▶ _EXERCISE BRIEF_
For the data that follows, report how many lines contain the word "Power", and nothing else.

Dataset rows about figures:
--------------------------------

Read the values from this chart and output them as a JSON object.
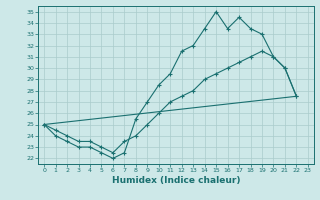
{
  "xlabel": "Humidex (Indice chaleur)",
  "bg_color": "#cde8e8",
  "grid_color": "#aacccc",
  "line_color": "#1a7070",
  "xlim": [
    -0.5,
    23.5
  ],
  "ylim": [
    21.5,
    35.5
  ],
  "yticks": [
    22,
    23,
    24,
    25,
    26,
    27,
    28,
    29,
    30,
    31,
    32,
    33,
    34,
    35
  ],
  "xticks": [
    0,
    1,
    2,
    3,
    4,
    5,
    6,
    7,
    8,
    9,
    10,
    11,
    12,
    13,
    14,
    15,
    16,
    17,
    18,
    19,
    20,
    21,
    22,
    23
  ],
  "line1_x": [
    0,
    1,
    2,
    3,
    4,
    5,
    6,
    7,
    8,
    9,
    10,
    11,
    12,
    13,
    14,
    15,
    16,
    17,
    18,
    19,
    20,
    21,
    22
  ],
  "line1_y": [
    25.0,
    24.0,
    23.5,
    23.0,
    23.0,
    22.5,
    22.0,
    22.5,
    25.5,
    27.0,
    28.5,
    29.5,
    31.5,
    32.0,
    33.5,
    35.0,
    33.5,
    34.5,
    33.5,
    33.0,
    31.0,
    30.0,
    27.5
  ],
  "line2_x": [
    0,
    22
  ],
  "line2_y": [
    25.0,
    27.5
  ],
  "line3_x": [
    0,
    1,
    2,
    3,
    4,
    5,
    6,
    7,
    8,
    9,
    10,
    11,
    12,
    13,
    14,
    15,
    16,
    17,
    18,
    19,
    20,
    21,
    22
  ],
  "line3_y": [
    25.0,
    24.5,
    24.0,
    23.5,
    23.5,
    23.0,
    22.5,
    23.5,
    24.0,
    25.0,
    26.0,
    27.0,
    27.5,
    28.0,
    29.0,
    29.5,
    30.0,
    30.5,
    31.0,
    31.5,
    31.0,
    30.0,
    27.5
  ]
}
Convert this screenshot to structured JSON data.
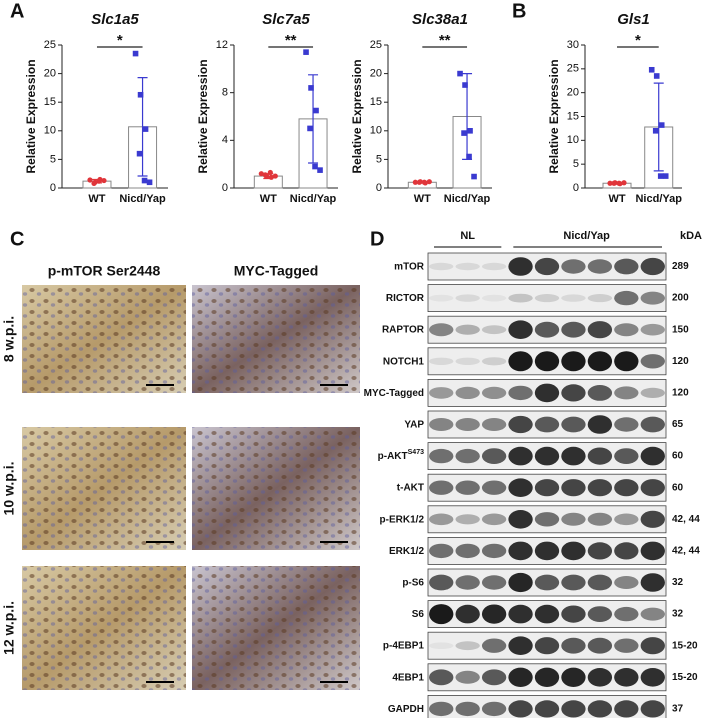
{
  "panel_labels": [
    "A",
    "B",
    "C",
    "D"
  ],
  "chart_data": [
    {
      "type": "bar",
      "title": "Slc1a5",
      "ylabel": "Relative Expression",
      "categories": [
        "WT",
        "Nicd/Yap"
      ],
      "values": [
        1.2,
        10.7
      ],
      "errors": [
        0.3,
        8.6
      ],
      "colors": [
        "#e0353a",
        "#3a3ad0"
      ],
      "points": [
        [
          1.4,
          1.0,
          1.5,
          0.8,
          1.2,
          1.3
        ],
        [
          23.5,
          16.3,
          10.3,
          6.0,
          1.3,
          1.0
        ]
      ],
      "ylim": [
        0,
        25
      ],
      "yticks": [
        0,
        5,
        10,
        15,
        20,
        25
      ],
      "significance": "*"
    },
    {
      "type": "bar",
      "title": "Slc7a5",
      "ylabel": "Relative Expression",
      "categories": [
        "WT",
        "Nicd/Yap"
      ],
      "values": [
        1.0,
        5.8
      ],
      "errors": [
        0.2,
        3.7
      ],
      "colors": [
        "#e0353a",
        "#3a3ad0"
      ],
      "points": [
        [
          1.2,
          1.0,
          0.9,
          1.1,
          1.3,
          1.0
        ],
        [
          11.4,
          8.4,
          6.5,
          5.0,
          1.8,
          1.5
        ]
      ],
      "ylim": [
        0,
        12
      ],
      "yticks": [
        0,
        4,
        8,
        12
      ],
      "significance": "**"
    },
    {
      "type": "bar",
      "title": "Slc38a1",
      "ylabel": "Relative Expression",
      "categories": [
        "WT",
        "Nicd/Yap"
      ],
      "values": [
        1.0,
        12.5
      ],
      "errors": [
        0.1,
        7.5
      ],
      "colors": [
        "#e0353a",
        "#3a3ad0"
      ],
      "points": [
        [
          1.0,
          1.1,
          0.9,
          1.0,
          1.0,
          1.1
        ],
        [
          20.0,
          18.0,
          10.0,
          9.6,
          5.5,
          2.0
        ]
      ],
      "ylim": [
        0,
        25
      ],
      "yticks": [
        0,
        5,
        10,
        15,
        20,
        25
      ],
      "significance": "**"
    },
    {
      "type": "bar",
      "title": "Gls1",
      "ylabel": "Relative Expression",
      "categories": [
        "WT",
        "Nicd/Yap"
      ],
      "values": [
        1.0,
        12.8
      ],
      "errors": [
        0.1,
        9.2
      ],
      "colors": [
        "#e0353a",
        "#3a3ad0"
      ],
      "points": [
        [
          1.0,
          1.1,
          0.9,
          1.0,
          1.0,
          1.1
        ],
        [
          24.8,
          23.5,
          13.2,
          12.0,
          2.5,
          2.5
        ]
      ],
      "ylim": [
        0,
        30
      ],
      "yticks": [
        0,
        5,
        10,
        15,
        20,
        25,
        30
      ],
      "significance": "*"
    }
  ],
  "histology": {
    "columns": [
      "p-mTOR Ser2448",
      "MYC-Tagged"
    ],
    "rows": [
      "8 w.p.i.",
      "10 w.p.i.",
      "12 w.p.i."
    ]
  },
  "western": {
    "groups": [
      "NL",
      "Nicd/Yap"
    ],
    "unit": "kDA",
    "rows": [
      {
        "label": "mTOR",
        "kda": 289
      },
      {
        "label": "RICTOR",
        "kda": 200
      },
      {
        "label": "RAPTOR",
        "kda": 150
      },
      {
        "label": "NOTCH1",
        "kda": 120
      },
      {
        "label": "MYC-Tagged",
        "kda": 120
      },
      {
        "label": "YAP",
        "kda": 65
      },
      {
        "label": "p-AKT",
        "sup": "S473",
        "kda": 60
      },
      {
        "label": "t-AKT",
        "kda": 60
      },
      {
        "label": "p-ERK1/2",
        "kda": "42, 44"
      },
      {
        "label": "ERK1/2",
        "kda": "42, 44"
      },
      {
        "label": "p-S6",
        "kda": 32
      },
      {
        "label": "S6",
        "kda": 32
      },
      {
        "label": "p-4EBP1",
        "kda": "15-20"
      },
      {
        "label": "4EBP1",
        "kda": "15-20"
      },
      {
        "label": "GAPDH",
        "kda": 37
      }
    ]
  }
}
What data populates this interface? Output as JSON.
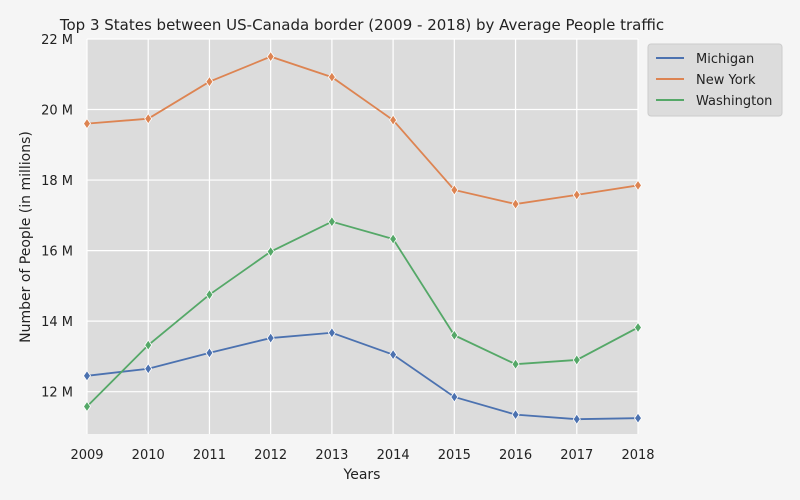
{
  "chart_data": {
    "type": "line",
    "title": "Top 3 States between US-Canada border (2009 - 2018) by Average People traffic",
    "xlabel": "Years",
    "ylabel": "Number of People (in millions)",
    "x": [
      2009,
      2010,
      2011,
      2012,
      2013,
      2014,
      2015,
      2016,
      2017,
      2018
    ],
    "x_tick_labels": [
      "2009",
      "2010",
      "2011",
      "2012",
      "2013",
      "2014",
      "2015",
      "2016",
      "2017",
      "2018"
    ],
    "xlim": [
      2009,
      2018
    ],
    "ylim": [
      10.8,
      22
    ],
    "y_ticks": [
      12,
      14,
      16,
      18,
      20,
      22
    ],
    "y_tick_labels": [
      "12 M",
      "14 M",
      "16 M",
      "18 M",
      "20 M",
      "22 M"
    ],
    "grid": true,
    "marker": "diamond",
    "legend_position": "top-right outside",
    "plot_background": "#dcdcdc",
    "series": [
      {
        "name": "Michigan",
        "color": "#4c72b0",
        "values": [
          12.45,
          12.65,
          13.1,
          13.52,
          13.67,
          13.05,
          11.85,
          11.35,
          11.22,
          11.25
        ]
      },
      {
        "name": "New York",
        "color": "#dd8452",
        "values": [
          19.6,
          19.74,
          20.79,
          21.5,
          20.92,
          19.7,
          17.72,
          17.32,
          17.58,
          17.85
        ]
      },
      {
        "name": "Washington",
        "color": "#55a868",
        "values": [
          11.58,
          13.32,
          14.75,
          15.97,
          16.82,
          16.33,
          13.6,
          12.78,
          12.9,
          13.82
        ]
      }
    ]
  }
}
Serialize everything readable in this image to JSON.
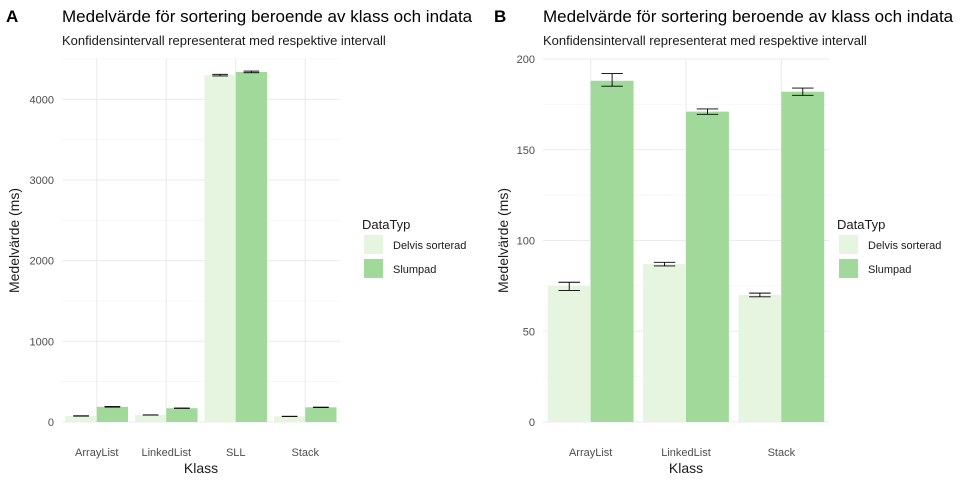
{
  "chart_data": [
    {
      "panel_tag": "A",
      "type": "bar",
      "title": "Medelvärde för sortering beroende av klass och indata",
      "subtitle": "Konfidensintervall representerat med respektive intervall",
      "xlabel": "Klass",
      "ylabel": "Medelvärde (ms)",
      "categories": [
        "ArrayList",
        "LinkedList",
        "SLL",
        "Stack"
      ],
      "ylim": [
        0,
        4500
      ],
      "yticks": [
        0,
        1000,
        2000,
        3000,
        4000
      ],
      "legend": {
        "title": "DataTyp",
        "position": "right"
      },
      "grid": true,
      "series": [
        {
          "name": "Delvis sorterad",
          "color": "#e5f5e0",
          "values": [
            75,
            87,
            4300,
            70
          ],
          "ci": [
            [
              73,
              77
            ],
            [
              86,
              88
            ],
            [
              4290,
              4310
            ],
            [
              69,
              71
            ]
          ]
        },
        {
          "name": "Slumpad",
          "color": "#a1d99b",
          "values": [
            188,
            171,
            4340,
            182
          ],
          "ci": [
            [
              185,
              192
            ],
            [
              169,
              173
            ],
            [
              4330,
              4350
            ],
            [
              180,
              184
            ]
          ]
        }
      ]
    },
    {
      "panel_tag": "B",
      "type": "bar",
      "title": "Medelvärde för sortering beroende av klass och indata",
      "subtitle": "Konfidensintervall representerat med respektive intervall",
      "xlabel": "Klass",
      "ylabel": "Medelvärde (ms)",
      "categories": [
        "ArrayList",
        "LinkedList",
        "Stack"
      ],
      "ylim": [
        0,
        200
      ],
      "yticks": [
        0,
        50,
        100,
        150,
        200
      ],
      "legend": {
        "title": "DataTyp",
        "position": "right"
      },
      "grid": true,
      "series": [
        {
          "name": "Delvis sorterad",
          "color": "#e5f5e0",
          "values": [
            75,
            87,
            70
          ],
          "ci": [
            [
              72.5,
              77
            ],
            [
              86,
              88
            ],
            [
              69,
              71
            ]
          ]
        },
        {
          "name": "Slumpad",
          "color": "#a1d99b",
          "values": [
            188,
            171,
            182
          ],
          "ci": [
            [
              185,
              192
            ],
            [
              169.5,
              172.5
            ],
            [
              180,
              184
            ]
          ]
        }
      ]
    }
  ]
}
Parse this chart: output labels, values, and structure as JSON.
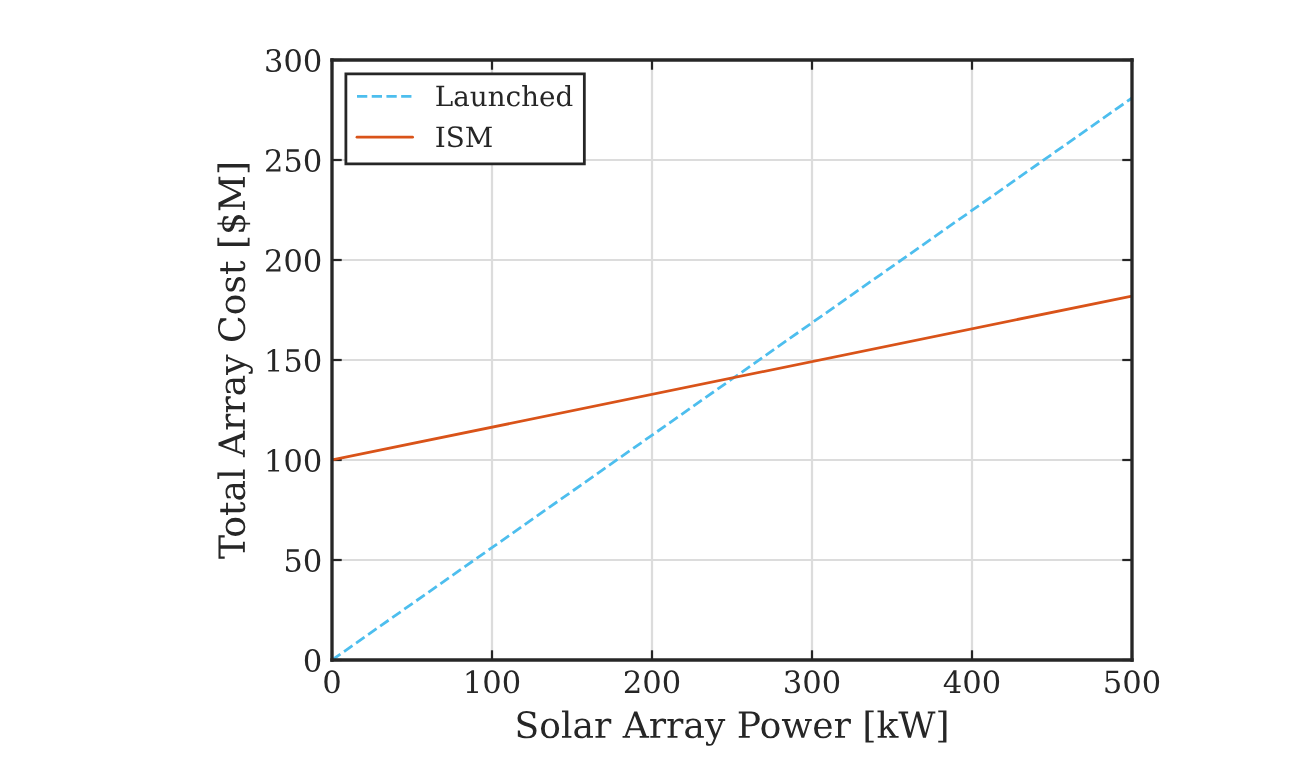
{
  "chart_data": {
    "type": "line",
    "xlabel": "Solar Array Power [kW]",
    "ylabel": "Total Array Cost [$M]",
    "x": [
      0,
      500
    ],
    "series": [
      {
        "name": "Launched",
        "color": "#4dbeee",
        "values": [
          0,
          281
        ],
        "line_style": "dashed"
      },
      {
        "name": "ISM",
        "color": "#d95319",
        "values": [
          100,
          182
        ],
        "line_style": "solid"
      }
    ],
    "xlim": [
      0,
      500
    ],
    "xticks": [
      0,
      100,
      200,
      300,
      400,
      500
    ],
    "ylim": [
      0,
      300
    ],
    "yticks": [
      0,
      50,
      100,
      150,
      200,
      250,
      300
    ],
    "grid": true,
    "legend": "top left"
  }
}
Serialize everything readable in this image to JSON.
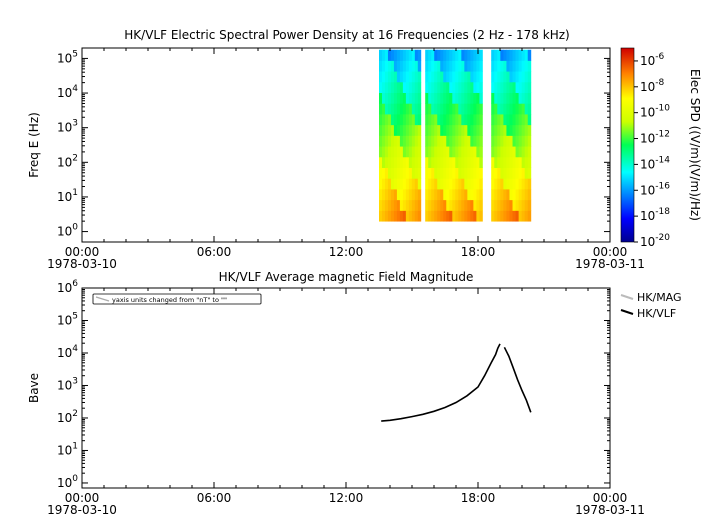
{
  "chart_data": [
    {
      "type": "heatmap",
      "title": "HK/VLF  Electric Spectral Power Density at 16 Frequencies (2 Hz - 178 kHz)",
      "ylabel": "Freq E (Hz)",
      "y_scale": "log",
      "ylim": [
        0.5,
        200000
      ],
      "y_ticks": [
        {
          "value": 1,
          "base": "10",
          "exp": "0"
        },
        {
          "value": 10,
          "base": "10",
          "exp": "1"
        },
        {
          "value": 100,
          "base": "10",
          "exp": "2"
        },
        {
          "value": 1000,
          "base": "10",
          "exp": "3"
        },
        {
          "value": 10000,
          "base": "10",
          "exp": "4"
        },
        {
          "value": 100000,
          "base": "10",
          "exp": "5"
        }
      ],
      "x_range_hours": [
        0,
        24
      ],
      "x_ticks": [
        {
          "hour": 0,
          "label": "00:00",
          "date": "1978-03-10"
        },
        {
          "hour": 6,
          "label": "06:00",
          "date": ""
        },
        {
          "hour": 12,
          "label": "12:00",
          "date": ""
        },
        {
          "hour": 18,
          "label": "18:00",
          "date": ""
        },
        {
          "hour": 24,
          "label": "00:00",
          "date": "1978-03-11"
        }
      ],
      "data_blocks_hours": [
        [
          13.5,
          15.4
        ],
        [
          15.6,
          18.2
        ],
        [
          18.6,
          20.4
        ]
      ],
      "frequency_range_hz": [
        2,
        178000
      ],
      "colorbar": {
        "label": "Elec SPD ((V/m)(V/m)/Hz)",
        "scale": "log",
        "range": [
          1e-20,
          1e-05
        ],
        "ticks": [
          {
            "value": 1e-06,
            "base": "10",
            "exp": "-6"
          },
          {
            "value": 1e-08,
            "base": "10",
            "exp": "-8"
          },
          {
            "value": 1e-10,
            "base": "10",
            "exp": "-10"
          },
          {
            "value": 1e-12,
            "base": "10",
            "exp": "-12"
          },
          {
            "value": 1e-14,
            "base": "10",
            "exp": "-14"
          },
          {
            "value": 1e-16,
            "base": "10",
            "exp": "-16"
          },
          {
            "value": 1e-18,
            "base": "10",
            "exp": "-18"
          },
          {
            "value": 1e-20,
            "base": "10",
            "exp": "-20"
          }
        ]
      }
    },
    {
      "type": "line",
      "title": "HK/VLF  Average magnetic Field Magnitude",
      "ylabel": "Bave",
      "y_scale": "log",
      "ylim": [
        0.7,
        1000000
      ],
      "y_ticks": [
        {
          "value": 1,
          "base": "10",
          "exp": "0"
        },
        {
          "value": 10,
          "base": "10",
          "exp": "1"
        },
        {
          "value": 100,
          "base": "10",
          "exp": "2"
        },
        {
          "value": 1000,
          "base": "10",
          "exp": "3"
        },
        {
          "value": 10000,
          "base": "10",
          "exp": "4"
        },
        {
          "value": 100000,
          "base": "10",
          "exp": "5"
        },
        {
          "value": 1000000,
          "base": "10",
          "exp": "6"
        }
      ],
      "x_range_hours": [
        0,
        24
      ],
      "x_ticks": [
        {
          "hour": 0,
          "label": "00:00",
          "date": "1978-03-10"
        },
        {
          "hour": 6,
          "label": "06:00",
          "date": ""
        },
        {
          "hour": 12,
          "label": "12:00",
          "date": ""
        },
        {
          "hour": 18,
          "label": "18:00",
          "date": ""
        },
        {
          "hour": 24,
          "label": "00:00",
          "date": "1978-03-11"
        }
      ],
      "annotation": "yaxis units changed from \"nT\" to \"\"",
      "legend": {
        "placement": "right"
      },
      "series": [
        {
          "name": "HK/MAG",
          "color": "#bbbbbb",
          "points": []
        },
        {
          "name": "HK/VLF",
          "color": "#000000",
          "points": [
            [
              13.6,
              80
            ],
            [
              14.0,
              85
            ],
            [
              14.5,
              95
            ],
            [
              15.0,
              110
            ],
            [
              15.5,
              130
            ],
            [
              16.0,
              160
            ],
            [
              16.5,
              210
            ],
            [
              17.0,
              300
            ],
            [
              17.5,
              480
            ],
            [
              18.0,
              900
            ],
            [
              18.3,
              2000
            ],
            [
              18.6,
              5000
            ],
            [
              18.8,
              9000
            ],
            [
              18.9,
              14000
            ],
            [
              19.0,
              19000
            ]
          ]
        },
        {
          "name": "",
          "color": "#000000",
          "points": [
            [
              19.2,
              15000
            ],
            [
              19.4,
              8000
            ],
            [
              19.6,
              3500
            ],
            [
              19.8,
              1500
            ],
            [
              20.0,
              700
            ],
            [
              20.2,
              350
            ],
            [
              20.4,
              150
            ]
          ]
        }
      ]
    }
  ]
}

--------------------------------

▶ _FINISHED EXERCISE_
2